Lines of data
####################
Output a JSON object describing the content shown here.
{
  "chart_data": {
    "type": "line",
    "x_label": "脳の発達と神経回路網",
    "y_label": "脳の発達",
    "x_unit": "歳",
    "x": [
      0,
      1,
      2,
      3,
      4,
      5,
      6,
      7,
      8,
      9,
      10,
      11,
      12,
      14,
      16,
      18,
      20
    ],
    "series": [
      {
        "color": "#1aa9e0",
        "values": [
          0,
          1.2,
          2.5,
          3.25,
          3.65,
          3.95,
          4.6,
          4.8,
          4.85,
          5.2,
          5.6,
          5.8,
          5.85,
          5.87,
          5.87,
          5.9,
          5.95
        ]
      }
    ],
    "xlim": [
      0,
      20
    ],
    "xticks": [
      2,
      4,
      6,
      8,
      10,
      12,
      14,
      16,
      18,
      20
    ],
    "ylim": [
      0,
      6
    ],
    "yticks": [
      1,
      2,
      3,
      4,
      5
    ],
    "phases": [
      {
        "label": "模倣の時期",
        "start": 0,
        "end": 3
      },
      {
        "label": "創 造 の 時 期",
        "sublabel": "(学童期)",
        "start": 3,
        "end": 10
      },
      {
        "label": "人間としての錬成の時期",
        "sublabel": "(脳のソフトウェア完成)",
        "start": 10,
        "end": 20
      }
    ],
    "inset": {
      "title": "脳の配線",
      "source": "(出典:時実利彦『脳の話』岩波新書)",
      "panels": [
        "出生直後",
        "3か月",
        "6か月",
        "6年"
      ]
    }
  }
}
####################
■ PROBLEM TO WORK ON
Repeat all of the records above exactly as they appear.

■ ANSWER FOR THE TASK
Output a JSON object describing the content shown here.
{
  "chart_data": {
    "type": "line",
    "x_label": "脳の発達と神経回路網",
    "y_label": "脳の発達",
    "x_unit": "歳",
    "x": [
      0,
      1,
      2,
      3,
      4,
      5,
      6,
      7,
      8,
      9,
      10,
      11,
      12,
      14,
      16,
      18,
      20
    ],
    "series": [
      {
        "color": "#1aa9e0",
        "values": [
          0,
          1.2,
          2.5,
          3.25,
          3.65,
          3.95,
          4.6,
          4.8,
          4.85,
          5.2,
          5.6,
          5.8,
          5.85,
          5.87,
          5.87,
          5.9,
          5.95
        ]
      }
    ],
    "xlim": [
      0,
      20
    ],
    "xticks": [
      2,
      4,
      6,
      8,
      10,
      12,
      14,
      16,
      18,
      20
    ],
    "ylim": [
      0,
      6
    ],
    "yticks": [
      1,
      2,
      3,
      4,
      5
    ],
    "phases": [
      {
        "label": "模倣の時期",
        "start": 0,
        "end": 3
      },
      {
        "label": "創 造 の 時 期",
        "sublabel": "(学童期)",
        "start": 3,
        "end": 10
      },
      {
        "label": "人間としての錬成の時期",
        "sublabel": "(脳のソフトウェア完成)",
        "start": 10,
        "end": 20
      }
    ],
    "inset": {
      "title": "脳の配線",
      "source": "(出典:時実利彦『脳の話』岩波新書)",
      "panels": [
        "出生直後",
        "3か月",
        "6か月",
        "6年"
      ]
    }
  }
}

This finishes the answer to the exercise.